§ SOURCE PASSAGE:
──────────────────────────────

Note that it's mostly the same, but we are using self.field to find the maximum
density instead of hard coding it to Density.  We also don't specify 'name' so
that this base class won't be registered.  We can now use create_test to make a
bunch, setting "field" to anything we want, and naming them anything we want:

    for field in ["Temperature", "x-velocity", "y-velocity", "z-velocity"]:
        create_test(TestMaximumValue, "maximum_%s_test" % field,
                    field = field)

This makes and then registers tests of the name format given, which are then
accessible through the test runner.  See the projection and gas distribution
test creations in hydro_tests.py for a few more examples of how to use this.

TODO
====

This is still fairly bare bones!  There are some fun areas we can expand into:

    * We need more tests!  More than that, we need tests that know something
      about the different test *problems*.  We'll need lists of tests to run
      for every single problem type.
    * Sometimes the results database acts oddly and can't add a new value.
    * The source tree needs to be re-organized and this README file turned into
      documentation that includes every test in the main distribution.
    * Doc strings need to be added to all functions and classes.  Comments for
      all tests need to be included.
    * More explicit test naming and running.
    * Generation of HTML pages including all the pages and the results, along
      with download links.  This should be done with LCA test.
    * Plots should be zipped up and removed from the file system.  The zipfile
      module would work great for this.
    * And lots more ...

──────────────────────────────

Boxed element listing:

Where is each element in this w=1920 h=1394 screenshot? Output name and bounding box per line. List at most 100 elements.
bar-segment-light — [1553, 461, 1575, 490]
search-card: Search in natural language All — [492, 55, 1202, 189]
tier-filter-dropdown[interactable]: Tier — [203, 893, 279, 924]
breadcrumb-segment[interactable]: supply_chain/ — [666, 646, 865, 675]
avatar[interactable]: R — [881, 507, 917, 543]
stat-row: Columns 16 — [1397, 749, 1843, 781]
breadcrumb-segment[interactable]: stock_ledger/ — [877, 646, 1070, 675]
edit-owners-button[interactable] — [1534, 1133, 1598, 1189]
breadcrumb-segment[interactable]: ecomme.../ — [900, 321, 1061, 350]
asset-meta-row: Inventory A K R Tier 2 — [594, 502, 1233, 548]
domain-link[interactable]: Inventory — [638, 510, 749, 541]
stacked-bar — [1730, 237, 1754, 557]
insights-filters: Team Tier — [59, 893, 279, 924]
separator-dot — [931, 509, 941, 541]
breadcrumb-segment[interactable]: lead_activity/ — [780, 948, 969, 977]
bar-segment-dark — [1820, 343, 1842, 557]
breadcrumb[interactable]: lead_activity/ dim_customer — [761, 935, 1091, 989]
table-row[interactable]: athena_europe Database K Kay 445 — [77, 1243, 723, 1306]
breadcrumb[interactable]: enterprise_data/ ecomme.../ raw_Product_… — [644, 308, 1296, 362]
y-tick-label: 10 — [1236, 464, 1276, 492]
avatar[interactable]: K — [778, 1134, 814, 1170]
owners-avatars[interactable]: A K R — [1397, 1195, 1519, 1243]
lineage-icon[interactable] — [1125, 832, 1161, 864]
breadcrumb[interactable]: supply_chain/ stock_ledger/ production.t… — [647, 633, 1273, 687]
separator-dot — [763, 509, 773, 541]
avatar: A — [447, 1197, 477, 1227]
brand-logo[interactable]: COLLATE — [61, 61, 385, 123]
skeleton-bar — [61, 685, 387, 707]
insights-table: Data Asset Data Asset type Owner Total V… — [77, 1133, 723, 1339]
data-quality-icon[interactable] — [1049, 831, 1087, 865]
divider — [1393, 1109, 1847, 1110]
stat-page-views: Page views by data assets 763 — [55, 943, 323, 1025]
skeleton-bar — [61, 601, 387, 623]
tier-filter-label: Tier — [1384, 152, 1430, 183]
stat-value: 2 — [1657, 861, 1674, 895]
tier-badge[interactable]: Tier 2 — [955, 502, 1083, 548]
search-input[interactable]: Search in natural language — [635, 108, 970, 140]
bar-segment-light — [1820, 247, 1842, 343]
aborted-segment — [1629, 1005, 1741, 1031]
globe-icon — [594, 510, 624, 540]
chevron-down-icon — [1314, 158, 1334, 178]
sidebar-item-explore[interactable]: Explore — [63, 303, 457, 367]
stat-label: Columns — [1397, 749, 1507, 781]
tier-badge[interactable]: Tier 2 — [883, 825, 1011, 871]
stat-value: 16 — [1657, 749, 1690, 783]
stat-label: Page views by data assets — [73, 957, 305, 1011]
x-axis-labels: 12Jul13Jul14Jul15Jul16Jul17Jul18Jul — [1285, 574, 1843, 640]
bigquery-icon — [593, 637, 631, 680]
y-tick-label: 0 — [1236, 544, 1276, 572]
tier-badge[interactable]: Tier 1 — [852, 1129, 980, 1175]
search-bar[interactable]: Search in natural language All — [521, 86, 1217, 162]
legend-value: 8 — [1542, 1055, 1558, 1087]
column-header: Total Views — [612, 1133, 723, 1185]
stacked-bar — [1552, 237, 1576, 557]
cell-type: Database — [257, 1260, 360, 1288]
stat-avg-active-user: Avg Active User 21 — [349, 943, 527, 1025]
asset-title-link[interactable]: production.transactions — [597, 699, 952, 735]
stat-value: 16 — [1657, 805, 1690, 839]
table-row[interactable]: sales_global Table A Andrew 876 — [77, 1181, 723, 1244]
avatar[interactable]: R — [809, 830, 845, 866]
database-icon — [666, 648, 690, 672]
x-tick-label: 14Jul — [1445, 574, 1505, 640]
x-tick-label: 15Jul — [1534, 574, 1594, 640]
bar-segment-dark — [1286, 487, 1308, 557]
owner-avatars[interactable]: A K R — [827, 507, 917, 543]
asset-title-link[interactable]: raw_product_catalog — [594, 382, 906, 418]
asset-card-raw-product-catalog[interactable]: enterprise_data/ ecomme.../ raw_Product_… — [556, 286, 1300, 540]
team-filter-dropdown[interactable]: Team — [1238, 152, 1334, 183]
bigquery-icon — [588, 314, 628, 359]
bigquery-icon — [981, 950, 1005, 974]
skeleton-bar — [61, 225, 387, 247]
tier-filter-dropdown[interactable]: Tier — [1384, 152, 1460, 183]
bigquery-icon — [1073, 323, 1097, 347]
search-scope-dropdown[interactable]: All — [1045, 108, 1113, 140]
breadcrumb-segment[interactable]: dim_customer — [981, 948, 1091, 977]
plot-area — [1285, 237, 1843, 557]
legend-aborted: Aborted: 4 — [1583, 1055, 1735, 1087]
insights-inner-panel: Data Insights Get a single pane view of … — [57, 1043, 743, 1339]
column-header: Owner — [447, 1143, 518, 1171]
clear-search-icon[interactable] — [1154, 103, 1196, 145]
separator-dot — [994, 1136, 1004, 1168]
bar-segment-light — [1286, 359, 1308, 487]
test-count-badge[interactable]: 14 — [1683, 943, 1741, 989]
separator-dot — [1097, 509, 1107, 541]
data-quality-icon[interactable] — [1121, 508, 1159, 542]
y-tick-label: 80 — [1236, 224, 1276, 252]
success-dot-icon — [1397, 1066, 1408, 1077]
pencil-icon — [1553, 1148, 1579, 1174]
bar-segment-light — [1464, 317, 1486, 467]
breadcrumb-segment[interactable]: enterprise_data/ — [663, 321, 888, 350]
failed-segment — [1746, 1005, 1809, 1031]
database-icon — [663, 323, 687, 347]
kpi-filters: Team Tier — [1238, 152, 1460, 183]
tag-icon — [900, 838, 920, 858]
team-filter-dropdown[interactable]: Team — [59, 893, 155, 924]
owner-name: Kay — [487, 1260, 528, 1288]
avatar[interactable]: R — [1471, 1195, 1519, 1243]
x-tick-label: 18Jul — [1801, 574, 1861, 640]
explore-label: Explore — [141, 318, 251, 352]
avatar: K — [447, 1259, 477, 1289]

──────────────────────────────

§ CHALLENGE 1:
Using the README excerpt above, decide whether each statement agrees with it. Answer yes or no for each, and quote the words from the excerpt that settle it.
(a) The base class specifies 'name' so that it will be registered.
(b) The zipfile module is suggested for zipping up plots.
(c) Generation of HTML pages should be done with LCA test.
§ CHALLENGE 2:
From the README excerpt above, copy the passage that runs from "This makes and" up to and including "a new value.".

§ CORRECT RESPONSE 1:
(a) No: "We also don't specify 'name' so that this base class won't be registered."
(b) Yes: "The zipfile module would work great for this."
(c) Yes: "This should be done with LCA test."

§ CORRECT RESPONSE 2:
This makes and then registers tests of the name format given, which are then
accessible through the test runner.  See the projection and gas distribution
test creations in hydro_tests.py for a few more examples of how to use this.

TODO
====

This is still fairly bare bones!  There are some fun areas we can expand into:

    * We need more tests!  More than that, we need tests that know something
      about the different test *problems*.  We'll need lists of tests to run
      for every single problem type.
    * Sometimes the results database acts oddly and can't add a new value.